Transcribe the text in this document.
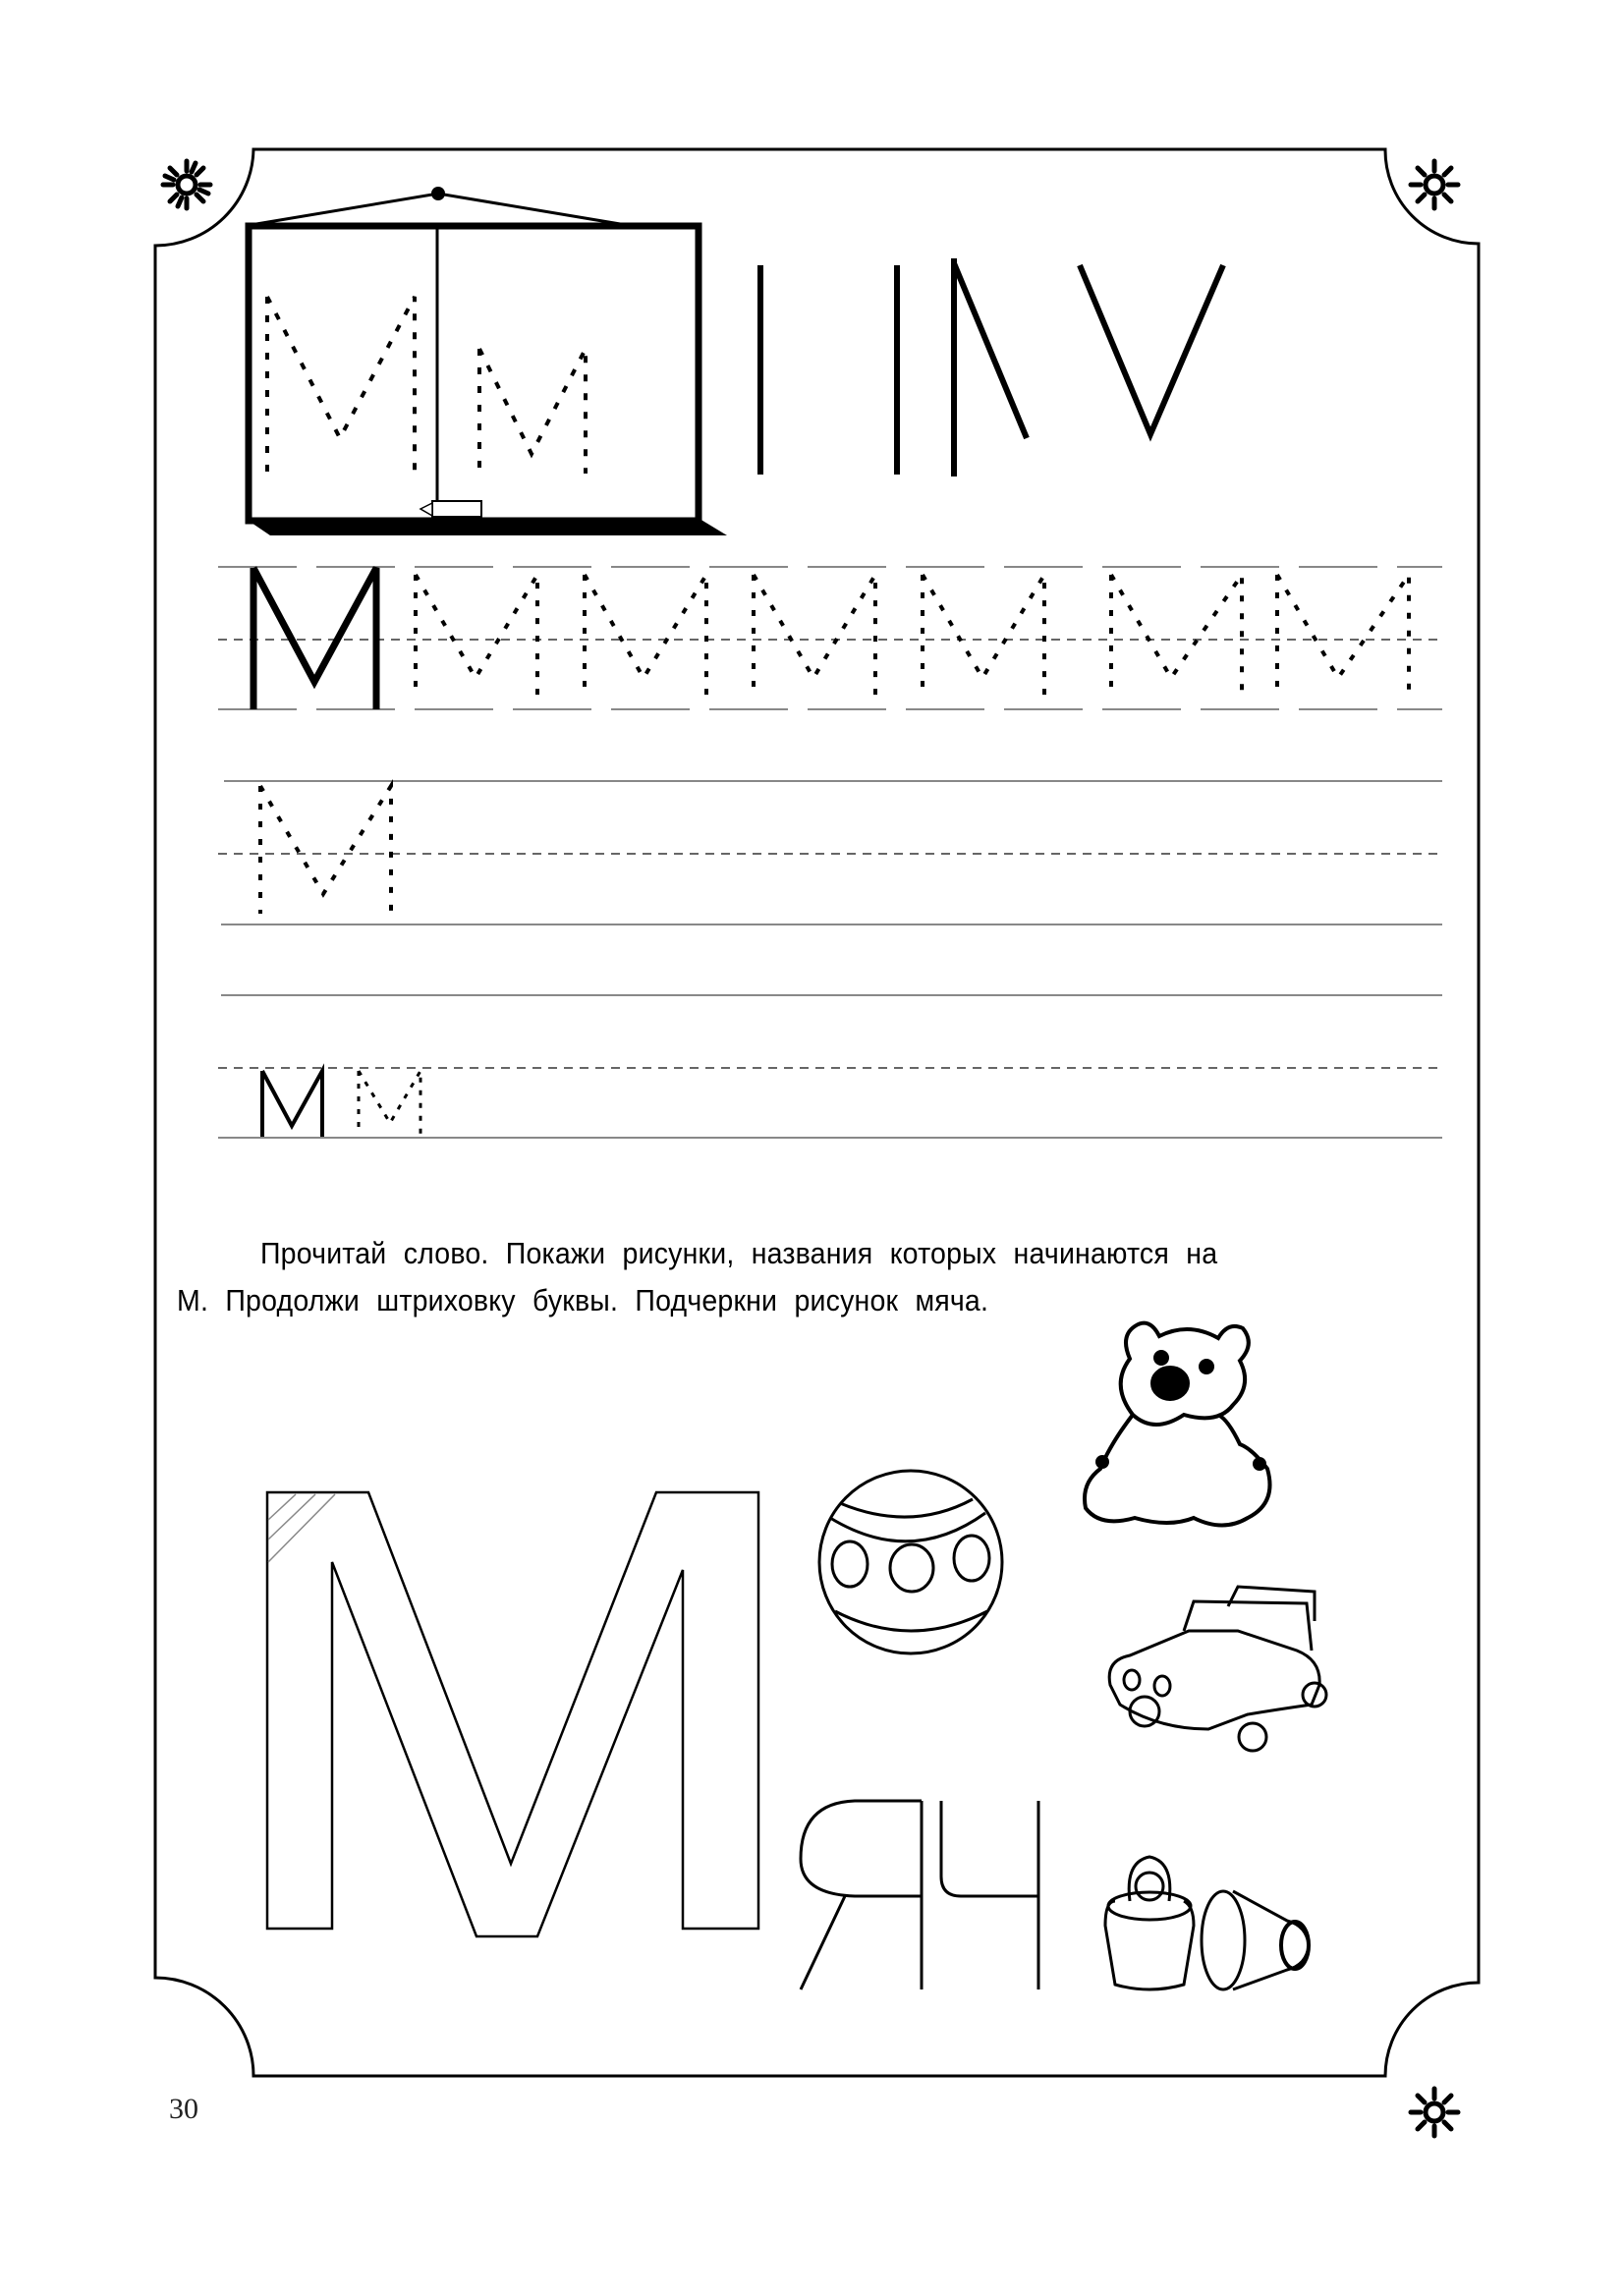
Прочитай слово. Покажи рисунки, названия которых начинаются на
М. Продолжи штриховку буквы. Подчеркни рисунок мяча.
30
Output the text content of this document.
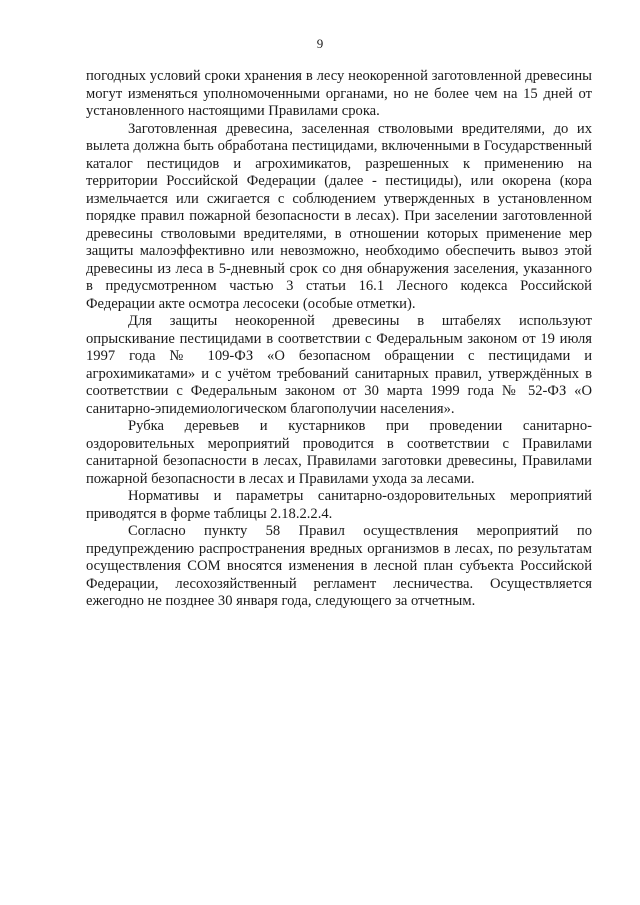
9

погодных условий сроки хранения в лесу неокоренной заготовленной древесины могут изменяться уполномоченными органами, но не более чем на 15 дней от установленного настоящими Правилами срока.

Заготовленная древесина, заселенная стволовыми вредителями, до их вылета должна быть обработана пестицидами, включенными в Государственный каталог пестицидов и агрохимикатов, разрешенных к применению на территории Российской Федерации (далее - пестициды), или окорена (кора измельчается или сжигается с соблюдением утвержденных в установленном порядке правил пожарной безопасности в лесах). При заселении заготовленной древесины стволовыми вредителями, в отношении которых применение мер защиты малоэффективно или невозможно, необходимо обеспечить вывоз этой древесины из леса в 5-дневный срок со дня обнаружения заселения, указанного в предусмотренном частью 3 статьи 16.1 Лесного кодекса Российской Федерации акте осмотра лесосеки (особые отметки).

Для защиты неокоренной древесины в штабелях используют опрыскивание пестицидами в соответствии с Федеральным законом от 19 июля 1997 года № 109-ФЗ «О безопасном обращении с пестицидами и агрохимикатами» и с учётом требований санитарных правил, утверждённых в соответствии с Федеральным законом от 30 марта 1999 года № 52-ФЗ «О санитарно-эпидемиологическом благополучии населения».

Рубка деревьев и кустарников при проведении санитарно-оздоровительных мероприятий проводится в соответствии с Правилами санитарной безопасности в лесах, Правилами заготовки древесины, Правилами пожарной безопасности в лесах и Правилами ухода за лесами.

Нормативы и параметры санитарно-оздоровительных мероприятий приводятся в форме таблицы 2.18.2.2.4.

Согласно пункту 58 Правил осуществления мероприятий по предупреждению распространения вредных организмов в лесах, по результатам осуществления СОМ вносятся изменения в лесной план субъекта Российской Федерации, лесохозяйственный регламент лесничества. Осуществляется ежегодно не позднее 30 января года, следующего за отчетным.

# Task statement:
Without the pictures, reproduce every line of the records above exactly.

# In response:
Transcribe the text in this document.
Прочитай слово. Покажи рисунки, названия которых начинаются на
М. Продолжи штриховку буквы. Подчеркни рисунок мяча.
30
Output the text content of this document.
9

погодных условий сроки хранения в лесу неокоренной заготовленной древесины могут изменяться уполномоченными органами, но не более чем на 15 дней от установленного настоящими Правилами срока.

Заготовленная древесина, заселенная стволовыми вредителями, до их вылета должна быть обработана пестицидами, включенными в Государственный каталог пестицидов и агрохимикатов, разрешенных к применению на территории Российской Федерации (далее - пестициды), или окорена (кора измельчается или сжигается с соблюдением утвержденных в установленном порядке правил пожарной безопасности в лесах). При заселении заготовленной древесины стволовыми вредителями, в отношении которых применение мер защиты малоэффективно или невозможно, необходимо обеспечить вывоз этой древесины из леса в 5-дневный срок со дня обнаружения заселения, указанного в предусмотренном частью 3 статьи 16.1 Лесного кодекса Российской Федерации акте осмотра лесосеки (особые отметки).

Для защиты неокоренной древесины в штабелях используют опрыскивание пестицидами в соответствии с Федеральным законом от 19 июля 1997 года № 109-ФЗ «О безопасном обращении с пестицидами и агрохимикатами» и с учётом требований санитарных правил, утверждённых в соответствии с Федеральным законом от 30 марта 1999 года № 52-ФЗ «О санитарно-эпидемиологическом благополучии населения».

Рубка деревьев и кустарников при проведении санитарно-оздоровительных мероприятий проводится в соответствии с Правилами санитарной безопасности в лесах, Правилами заготовки древесины, Правилами пожарной безопасности в лесах и Правилами ухода за лесами.

Нормативы и параметры санитарно-оздоровительных мероприятий приводятся в форме таблицы 2.18.2.2.4.

Согласно пункту 58 Правил осуществления мероприятий по предупреждению распространения вредных организмов в лесах, по результатам осуществления СОМ вносятся изменения в лесной план субъекта Российской Федерации, лесохозяйственный регламент лесничества. Осуществляется ежегодно не позднее 30 января года, следующего за отчетным.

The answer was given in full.